== What to produce ==
Say how many lines hold the string "JSON"; please write nothing but the number.

== Source material ==
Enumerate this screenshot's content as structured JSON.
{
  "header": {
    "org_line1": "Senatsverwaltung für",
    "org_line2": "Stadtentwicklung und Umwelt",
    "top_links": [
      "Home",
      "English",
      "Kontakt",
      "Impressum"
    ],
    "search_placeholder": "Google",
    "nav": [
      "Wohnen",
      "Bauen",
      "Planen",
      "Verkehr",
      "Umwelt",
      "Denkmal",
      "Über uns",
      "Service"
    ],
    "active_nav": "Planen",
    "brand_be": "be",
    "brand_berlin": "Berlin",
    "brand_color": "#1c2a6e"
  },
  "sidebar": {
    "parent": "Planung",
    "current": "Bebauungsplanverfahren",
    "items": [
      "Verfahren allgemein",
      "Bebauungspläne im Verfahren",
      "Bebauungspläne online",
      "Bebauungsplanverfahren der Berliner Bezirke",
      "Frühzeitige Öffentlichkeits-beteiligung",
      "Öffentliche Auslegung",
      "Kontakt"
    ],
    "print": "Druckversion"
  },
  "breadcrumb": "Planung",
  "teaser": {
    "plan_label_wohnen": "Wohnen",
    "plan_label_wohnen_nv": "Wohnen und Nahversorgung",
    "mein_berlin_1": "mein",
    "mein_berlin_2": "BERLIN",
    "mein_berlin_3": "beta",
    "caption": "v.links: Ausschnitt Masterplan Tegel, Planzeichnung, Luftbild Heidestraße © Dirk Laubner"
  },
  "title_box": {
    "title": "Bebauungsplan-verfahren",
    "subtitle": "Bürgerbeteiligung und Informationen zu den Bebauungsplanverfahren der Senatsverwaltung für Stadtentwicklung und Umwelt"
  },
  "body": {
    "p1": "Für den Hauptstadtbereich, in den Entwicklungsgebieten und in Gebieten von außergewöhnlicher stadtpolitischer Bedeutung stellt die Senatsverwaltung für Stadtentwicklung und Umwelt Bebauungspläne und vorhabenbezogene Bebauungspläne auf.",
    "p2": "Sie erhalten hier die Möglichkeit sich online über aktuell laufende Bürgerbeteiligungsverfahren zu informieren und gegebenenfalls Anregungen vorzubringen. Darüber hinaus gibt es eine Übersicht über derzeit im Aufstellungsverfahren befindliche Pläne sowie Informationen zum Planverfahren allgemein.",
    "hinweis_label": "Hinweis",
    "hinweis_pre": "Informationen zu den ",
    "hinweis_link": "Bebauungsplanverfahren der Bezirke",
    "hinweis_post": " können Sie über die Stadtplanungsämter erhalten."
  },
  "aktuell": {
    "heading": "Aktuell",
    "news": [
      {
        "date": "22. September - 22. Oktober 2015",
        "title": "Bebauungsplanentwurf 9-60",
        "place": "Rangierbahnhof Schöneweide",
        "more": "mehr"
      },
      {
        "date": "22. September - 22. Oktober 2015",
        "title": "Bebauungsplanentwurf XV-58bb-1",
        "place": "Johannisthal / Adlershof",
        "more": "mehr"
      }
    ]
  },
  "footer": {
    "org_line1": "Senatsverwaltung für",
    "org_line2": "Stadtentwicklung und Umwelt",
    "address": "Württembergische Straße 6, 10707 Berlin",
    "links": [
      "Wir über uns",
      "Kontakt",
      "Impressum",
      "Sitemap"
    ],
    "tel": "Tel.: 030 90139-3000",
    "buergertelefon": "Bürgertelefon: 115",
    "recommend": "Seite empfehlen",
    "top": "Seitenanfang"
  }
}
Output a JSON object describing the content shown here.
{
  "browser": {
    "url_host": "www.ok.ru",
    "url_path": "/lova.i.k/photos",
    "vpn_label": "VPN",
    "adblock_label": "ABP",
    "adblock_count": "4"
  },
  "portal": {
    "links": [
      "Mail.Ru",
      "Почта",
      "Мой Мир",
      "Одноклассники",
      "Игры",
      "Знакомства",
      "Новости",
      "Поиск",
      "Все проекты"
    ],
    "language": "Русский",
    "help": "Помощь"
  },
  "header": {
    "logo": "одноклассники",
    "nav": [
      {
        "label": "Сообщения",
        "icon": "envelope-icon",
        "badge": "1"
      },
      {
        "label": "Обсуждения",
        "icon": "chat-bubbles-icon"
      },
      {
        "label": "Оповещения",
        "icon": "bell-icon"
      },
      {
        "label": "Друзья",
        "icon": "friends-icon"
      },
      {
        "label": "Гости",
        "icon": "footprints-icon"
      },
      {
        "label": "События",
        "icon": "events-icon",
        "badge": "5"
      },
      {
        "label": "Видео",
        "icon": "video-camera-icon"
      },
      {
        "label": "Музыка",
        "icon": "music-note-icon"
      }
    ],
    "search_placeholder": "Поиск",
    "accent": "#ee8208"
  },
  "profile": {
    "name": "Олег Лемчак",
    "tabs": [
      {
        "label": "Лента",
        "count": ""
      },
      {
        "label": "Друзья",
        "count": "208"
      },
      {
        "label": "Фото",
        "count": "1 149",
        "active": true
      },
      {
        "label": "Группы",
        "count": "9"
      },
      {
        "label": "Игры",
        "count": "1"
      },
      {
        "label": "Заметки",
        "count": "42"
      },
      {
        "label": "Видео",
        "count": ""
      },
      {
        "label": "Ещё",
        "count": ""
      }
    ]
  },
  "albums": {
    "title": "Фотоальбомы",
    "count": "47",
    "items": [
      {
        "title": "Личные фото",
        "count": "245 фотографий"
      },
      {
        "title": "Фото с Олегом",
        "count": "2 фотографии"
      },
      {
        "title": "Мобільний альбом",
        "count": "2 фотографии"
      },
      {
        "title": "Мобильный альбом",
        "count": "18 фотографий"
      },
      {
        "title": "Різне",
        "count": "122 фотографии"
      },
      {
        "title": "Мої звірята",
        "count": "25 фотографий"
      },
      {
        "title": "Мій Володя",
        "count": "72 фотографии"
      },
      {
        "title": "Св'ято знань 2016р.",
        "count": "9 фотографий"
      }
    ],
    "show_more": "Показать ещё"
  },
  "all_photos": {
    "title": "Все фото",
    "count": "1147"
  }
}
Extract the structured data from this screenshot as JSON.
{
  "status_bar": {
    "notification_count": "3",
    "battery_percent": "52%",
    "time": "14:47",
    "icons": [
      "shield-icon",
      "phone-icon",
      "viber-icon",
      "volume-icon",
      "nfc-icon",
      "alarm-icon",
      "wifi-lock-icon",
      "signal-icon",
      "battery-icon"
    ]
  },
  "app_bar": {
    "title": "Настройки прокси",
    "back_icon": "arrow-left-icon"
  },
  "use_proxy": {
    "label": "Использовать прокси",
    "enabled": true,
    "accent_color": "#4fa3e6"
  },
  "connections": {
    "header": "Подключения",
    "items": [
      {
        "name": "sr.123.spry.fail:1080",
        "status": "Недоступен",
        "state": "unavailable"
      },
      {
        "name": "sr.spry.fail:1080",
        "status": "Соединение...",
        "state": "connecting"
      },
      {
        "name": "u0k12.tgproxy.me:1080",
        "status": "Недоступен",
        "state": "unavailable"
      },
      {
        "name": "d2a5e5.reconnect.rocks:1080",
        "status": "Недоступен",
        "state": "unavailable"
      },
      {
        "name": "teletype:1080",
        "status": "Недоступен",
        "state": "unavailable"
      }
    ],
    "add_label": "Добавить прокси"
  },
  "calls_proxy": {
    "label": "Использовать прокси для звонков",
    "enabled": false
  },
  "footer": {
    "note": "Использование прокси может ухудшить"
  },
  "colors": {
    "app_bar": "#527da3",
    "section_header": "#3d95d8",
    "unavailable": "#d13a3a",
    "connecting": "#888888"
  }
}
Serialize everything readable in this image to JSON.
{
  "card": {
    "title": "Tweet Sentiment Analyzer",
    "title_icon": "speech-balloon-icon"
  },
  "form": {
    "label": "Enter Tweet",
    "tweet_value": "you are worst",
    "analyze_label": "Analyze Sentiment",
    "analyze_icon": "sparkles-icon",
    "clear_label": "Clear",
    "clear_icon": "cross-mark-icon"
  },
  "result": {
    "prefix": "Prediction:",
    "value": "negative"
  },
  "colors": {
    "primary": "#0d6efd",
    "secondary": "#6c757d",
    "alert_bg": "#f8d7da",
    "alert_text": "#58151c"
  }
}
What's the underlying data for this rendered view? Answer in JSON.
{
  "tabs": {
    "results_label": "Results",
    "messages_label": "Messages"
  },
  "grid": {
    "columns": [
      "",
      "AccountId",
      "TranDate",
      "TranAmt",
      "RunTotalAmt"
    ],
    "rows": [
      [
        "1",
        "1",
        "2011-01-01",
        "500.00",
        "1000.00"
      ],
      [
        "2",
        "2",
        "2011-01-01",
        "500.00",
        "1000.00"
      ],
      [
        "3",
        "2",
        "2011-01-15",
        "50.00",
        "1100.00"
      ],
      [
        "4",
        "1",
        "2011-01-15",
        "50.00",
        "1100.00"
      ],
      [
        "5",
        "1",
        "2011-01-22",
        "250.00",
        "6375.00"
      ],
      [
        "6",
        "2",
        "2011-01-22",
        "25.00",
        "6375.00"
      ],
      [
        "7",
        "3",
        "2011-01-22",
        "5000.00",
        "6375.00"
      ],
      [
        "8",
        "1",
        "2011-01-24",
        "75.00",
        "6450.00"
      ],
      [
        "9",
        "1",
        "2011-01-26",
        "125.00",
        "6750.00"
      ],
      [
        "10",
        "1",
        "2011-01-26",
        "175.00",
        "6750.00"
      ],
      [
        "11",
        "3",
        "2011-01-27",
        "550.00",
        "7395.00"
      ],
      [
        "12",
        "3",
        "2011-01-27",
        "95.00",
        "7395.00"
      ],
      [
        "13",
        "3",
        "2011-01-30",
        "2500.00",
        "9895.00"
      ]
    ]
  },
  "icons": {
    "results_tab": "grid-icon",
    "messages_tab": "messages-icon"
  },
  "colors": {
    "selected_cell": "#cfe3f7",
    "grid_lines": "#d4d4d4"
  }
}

== Finished answer ==
5